◆ MATERIAL FOR THIS TASK:
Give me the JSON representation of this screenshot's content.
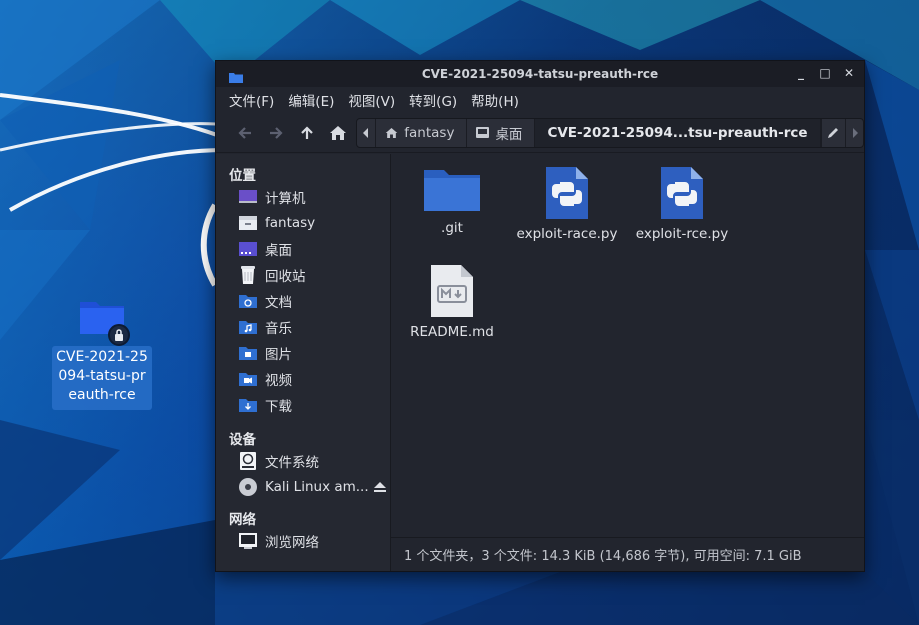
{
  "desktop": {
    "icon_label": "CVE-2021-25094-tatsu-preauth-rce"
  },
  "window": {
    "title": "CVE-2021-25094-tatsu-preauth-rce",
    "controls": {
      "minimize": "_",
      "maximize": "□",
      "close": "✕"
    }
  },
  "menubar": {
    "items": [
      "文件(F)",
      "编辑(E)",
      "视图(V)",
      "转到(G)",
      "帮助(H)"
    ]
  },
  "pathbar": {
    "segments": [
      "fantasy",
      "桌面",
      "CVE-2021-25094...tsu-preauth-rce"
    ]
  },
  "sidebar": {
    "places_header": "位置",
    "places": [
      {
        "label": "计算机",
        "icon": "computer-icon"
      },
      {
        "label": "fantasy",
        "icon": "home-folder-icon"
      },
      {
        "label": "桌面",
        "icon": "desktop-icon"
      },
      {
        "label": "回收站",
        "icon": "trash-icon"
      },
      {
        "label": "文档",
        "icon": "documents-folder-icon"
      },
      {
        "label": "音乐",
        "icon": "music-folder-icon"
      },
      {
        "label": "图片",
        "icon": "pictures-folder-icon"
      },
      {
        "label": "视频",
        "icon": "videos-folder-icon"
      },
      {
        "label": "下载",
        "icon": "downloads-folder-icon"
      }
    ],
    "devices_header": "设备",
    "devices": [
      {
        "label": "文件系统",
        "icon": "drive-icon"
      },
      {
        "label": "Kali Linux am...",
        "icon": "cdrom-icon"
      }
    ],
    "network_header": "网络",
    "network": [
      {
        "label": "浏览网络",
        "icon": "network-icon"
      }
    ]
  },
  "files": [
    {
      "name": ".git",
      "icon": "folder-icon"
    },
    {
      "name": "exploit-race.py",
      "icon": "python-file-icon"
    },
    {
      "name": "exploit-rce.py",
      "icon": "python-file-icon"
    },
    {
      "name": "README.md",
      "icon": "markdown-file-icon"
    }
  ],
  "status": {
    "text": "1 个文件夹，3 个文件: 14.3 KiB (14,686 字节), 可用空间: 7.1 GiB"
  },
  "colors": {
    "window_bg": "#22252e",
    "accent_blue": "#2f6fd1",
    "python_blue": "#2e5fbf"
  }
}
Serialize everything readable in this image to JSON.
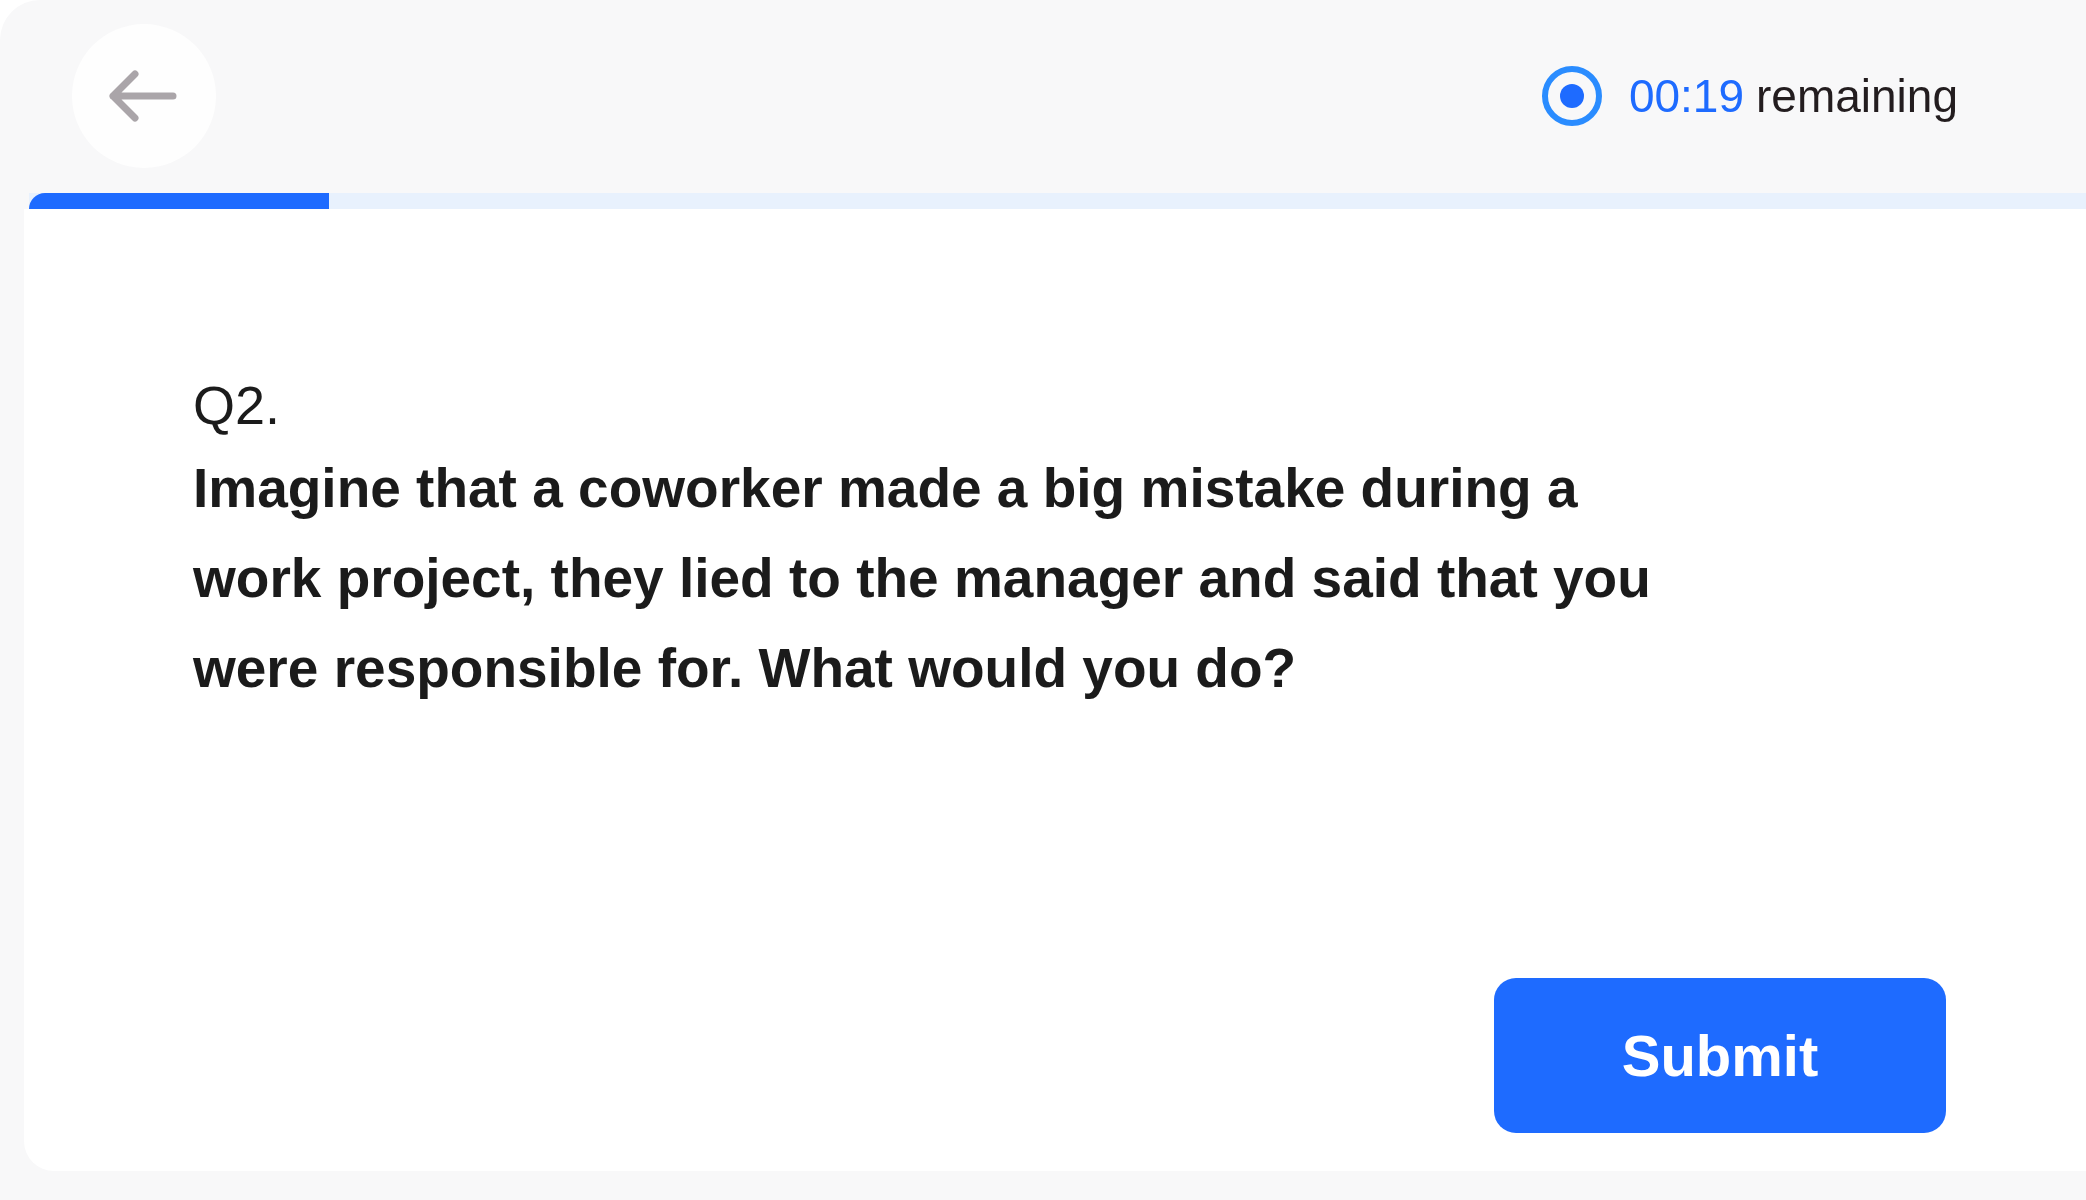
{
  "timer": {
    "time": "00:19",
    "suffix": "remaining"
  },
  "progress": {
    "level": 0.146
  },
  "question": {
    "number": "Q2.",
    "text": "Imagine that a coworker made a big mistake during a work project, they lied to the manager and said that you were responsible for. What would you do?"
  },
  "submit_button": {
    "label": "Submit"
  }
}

◆ GIVEN TASK:
Collect every line with the string "JSON" from the records, and copy each.

◆ RESULT OF THIS EXERCISE:
Give me the JSON representation of this screenshot's content.
Serialize everything readable in this image to JSON.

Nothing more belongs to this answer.